# Request:
Count the lines in the records below that contain the string "note". Reply with the number alone.

* BEGIN *

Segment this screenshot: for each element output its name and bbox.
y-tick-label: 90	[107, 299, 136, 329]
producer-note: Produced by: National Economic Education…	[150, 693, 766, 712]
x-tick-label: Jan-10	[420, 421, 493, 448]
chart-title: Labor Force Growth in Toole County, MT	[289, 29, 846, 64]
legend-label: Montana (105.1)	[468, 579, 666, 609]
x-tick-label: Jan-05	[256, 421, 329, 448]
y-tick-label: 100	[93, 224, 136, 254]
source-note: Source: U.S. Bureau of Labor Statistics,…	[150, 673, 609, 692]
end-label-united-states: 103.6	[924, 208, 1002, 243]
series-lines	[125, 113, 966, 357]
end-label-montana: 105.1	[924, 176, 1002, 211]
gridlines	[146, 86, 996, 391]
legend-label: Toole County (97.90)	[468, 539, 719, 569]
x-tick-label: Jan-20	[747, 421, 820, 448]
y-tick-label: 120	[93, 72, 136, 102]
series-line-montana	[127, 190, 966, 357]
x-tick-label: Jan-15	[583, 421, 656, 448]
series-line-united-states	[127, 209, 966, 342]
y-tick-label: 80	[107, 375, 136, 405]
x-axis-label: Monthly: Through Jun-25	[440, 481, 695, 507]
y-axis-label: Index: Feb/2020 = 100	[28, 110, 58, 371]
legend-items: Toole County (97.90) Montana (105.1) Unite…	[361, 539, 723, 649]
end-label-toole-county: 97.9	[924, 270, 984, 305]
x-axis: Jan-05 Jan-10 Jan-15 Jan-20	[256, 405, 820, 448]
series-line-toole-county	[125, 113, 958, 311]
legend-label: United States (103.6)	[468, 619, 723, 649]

* END *

# Answer to the exercise:
2